INSTRUCTION:
Locate every line in the records below that holds the word "Федерации" and return each one.

□ □ □ □

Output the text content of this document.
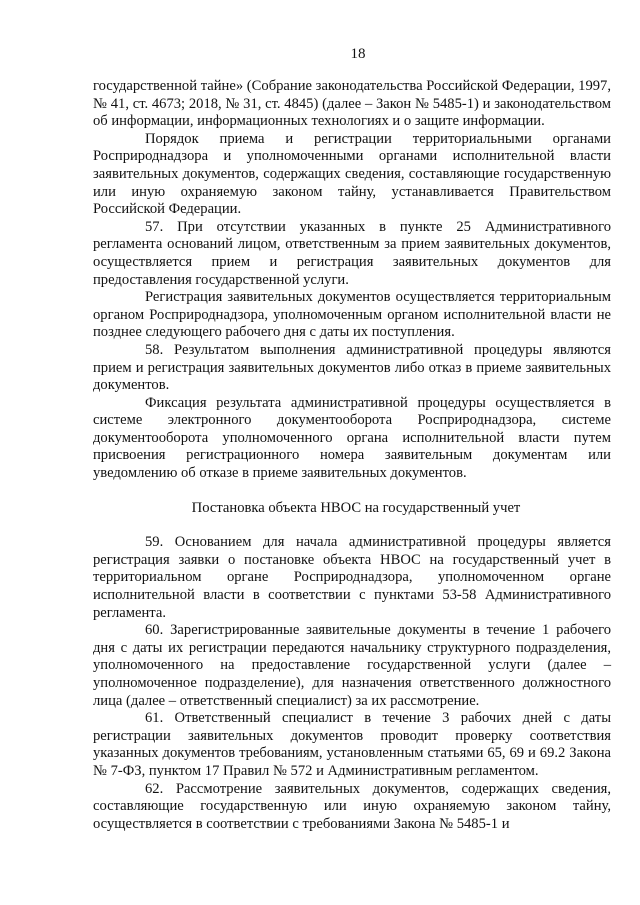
18

государственной тайне» (Собрание законодательства Российской Федерации, 1997, № 41, ст. 4673; 2018, № 31, ст. 4845) (далее – Закон № 5485-1) и законодательством об информации, информационных технологиях и о защите информации.

Порядок приема и регистрации территориальными органами Росприроднадзора и уполномоченными органами исполнительной власти заявительных документов, содержащих сведения, составляющие государственную или иную охраняемую законом тайну, устанавливается Правительством Российской Федерации.

57. При отсутствии указанных в пункте 25 Административного регламента оснований лицом, ответственным за прием заявительных документов, осуществляется прием и регистрация заявительных документов для предоставления государственной услуги.

Регистрация заявительных документов осуществляется территориальным органом Росприроднадзора, уполномоченным органом исполнительной власти не позднее следующего рабочего дня с даты их поступления.

58. Результатом выполнения административной процедуры являются прием и регистрация заявительных документов либо отказ в приеме заявительных документов.

Фиксация результата административной процедуры осуществляется в системе электронного документооборота Росприроднадзора, системе документооборота уполномоченного органа исполнительной власти путем присвоения регистрационного номера заявительным документам или уведомлению об отказе в приеме заявительных документов.

Постановка объекта НВОС на государственный учет

59. Основанием для начала административной процедуры является регистрация заявки о постановке объекта НВОС на государственный учет в территориальном органе Росприроднадзора, уполномоченном органе исполнительной власти в соответствии с пунктами 53-58 Административного регламента.

60. Зарегистрированные заявительные документы в течение 1 рабочего дня с даты их регистрации передаются начальнику структурного подразделения, уполномоченного на предоставление государственной услуги (далее – уполномоченное подразделение), для назначения ответственного должностного лица (далее – ответственный специалист) за их рассмотрение.

61. Ответственный специалист в течение 3 рабочих дней с даты регистрации заявительных документов проводит проверку соответствия указанных документов требованиям, установленным статьями 65, 69 и 69.2 Закона № 7-ФЗ, пунктом 17 Правил № 572 и Административным регламентом.

62. Рассмотрение заявительных документов, содержащих сведения, составляющие государственную или иную охраняемую законом тайну, осуществляется в соответствии с требованиями Закона № 5485-1 и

□ □ □ □

RESPONSE TO THE TASK:
государственной тайне» (Собрание законодательства Российской Федерации, 1997, № 41, ст. 4673; 2018, № 31, ст. 4845) (далее – Закон № 5485-1) и законодательством об информации, информационных технологиях и о защите информации.
Порядок приема и регистрации территориальными органами Росприроднадзора и уполномоченными органами исполнительной власти заявительных документов, содержащих сведения, составляющие государственную или иную охраняемую законом тайну, устанавливается Правительством Российской Федерации.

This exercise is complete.